In how many lines does the string "oshiriladigan" appear? Answer with the number only.
>> start
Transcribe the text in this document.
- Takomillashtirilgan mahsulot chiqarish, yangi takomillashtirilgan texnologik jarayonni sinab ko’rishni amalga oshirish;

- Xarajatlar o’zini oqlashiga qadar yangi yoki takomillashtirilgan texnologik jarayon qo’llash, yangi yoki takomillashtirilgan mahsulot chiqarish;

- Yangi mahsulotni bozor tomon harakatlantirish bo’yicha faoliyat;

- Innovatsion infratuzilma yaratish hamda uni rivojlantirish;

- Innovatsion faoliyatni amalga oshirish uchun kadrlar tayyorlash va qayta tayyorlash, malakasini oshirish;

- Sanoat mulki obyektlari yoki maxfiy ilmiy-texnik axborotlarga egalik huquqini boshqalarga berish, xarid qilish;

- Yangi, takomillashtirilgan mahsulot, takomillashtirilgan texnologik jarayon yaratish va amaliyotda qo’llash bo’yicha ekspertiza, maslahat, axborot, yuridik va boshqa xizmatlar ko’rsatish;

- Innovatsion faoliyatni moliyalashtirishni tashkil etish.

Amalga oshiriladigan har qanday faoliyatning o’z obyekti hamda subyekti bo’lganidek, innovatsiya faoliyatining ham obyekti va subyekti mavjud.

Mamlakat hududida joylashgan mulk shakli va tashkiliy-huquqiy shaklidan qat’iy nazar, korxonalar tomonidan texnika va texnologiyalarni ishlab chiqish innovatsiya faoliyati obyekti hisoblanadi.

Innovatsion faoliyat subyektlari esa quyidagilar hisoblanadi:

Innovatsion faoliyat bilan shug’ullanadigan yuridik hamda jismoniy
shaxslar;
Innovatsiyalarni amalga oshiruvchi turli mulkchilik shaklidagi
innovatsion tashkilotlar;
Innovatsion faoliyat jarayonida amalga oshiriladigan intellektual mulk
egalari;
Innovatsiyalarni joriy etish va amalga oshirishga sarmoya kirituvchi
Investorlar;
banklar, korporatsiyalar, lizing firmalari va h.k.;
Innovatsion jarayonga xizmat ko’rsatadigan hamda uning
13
>> end
_Output of the task_. 2